_AIM_. Output each entry verbatim and exclude every picture from it.

_TASK DATA_.
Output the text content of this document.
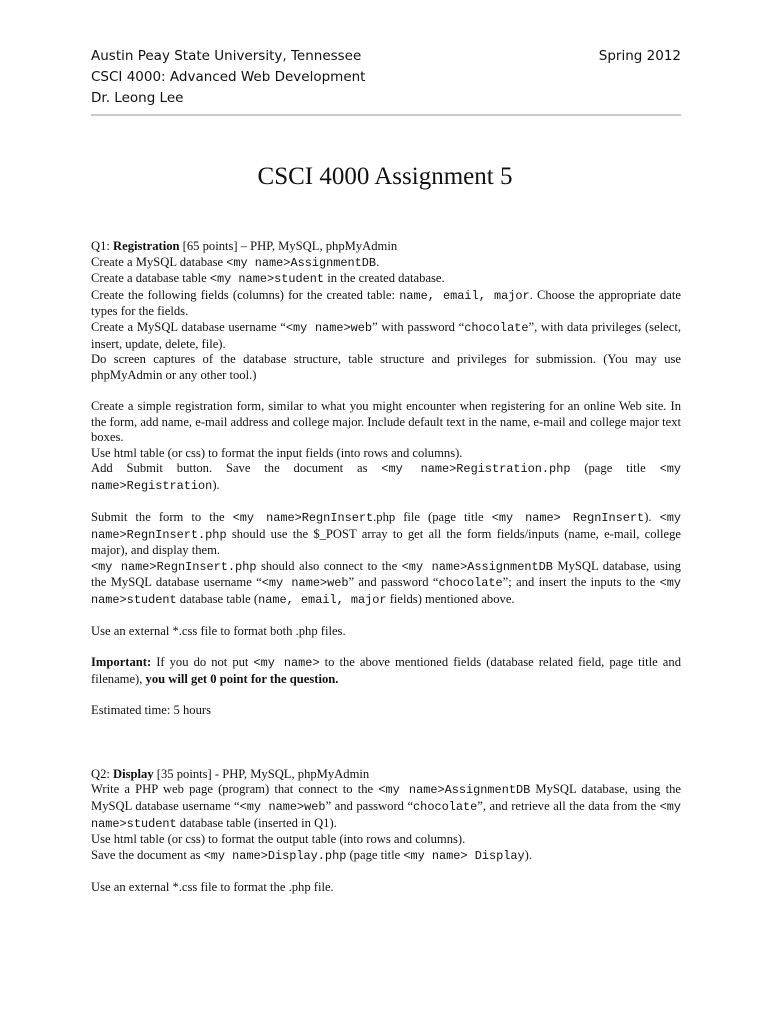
Austin Peay State University, Tennessee
CSCI 4000: Advanced Web Development
Dr. Leong Lee
Spring 2012
CSCI 4000 Assignment 5

Q1: Registration [65 points] – PHP, MySQL, phpMyAdmin

Create a MySQL database <my name>AssignmentDB.

Create a database table <my name>student in the created database.

Create the following fields (columns) for the created table: name, email, major. Choose the appropriate date types for the fields.

Create a MySQL database username “<my name>web” with password “chocolate”, with data privileges (select, insert, update, delete, file).

Do screen captures of the database structure, table structure and privileges for submission. (You may use phpMyAdmin or any other tool.)

Create a simple registration form, similar to what you might encounter when registering for an online Web site. In the form, add name, e-mail address and college major. Include default text in the name, e-mail and college major text boxes.

Use html table (or css) to format the input fields (into rows and columns).

Add Submit button. Save the document as <my name>Registration.php (page title <my name>Registration).

Submit the form to the <my name>RegnInsert.php file (page title <my name> RegnInsert). <my name>RegnInsert.php should use the $_POST array to get all the form fields/inputs (name, e-mail, college major), and display them.

<my name>RegnInsert.php should also connect to the <my name>AssignmentDB MySQL database, using the MySQL database username “<my name>web” and password “chocolate”; and insert the inputs to the <my name>student database table (name, email, major fields) mentioned above.

Use an external *.css file to format both .php files.

Important: If you do not put <my name> to the above mentioned fields (database related field, page title and filename), you will get 0 point for the question.

Estimated time: 5 hours

Q2: Display [35 points] - PHP, MySQL, phpMyAdmin

Write a PHP web page (program) that connect to the <my name>AssignmentDB MySQL database, using the MySQL database username “<my name>web” and password “chocolate”, and retrieve all the data from the <my name>student database table (inserted in Q1).

Use html table (or css) to format the output table (into rows and columns).

Save the document as <my name>Display.php (page title <my name> Display).

Use an external *.css file to format the .php file.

_COMPLETE OUTPUT_.
Output the text content of this document.
Austin Peay State University, Tennessee
CSCI 4000: Advanced Web Development
Dr. Leong Lee
Spring 2012
CSCI 4000 Assignment 5

Q1: Registration [65 points] – PHP, MySQL, phpMyAdmin

Create a MySQL database <my name>AssignmentDB.

Create a database table <my name>student in the created database.

Create the following fields (columns) for the created table: name, email, major. Choose the appropriate date types for the fields.

Create a MySQL database username “<my name>web” with password “chocolate”, with data privileges (select, insert, update, delete, file).

Do screen captures of the database structure, table structure and privileges for submission. (You may use phpMyAdmin or any other tool.)

Create a simple registration form, similar to what you might encounter when registering for an online Web site. In the form, add name, e-mail address and college major. Include default text in the name, e-mail and college major text boxes.

Use html table (or css) to format the input fields (into rows and columns).

Add Submit button. Save the document as <my name>Registration.php (page title <my name>Registration).

Submit the form to the <my name>RegnInsert.php file (page title <my name> RegnInsert). <my name>RegnInsert.php should use the $_POST array to get all the form fields/inputs (name, e-mail, college major), and display them.

<my name>RegnInsert.php should also connect to the <my name>AssignmentDB MySQL database, using the MySQL database username “<my name>web” and password “chocolate”; and insert the inputs to the <my name>student database table (name, email, major fields) mentioned above.

Use an external *.css file to format both .php files.

Important: If you do not put <my name> to the above mentioned fields (database related field, page title and filename), you will get 0 point for the question.

Estimated time: 5 hours

Q2: Display [35 points] - PHP, MySQL, phpMyAdmin

Write a PHP web page (program) that connect to the <my name>AssignmentDB MySQL database, using the MySQL database username “<my name>web” and password “chocolate”, and retrieve all the data from the <my name>student database table (inserted in Q1).

Use html table (or css) to format the output table (into rows and columns).

Save the document as <my name>Display.php (page title <my name> Display).

Use an external *.css file to format the .php file.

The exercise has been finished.